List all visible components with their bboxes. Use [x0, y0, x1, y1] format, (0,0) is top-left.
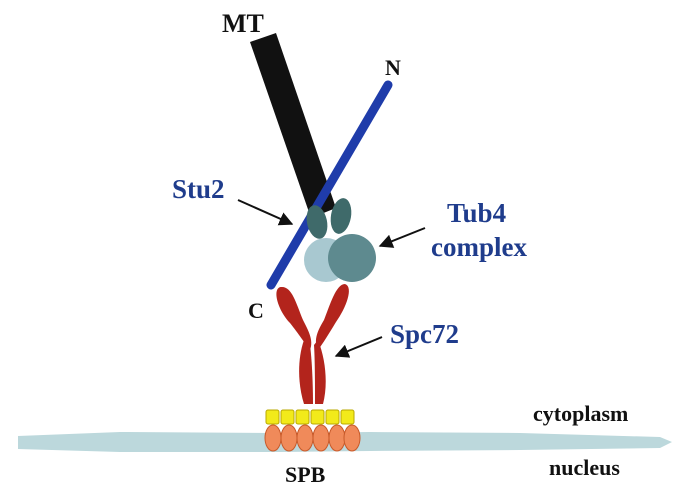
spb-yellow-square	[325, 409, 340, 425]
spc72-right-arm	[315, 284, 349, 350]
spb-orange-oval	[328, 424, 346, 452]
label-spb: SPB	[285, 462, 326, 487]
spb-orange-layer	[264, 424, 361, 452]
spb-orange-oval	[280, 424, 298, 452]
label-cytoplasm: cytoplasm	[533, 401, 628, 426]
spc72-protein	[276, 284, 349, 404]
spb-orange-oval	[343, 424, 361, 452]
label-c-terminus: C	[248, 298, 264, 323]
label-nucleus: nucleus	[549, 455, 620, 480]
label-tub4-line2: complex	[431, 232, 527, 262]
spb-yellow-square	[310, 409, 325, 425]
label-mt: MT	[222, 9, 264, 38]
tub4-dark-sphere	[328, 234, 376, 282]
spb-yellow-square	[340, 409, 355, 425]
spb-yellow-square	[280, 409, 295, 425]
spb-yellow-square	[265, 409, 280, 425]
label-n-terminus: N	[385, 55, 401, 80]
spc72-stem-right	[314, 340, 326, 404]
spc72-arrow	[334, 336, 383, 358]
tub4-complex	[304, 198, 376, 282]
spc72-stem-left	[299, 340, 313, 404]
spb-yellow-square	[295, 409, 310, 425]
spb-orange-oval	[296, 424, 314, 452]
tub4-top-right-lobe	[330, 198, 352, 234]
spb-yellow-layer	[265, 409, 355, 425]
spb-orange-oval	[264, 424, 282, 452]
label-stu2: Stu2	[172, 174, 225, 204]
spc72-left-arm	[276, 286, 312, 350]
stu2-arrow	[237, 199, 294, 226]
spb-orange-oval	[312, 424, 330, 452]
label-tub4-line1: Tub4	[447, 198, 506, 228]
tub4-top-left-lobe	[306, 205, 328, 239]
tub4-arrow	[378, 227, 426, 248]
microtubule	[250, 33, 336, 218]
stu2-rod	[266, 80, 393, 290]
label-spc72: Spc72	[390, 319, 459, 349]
####
**Aim of the task**
Copy each line of the data above that holds "square".

**Solution to the problem**
spb-yellow-square	[325, 409, 340, 425]
spb-yellow-square	[310, 409, 325, 425]
spb-yellow-square	[340, 409, 355, 425]
spb-yellow-square	[280, 409, 295, 425]
spb-yellow-square	[265, 409, 280, 425]
spb-yellow-square	[295, 409, 310, 425]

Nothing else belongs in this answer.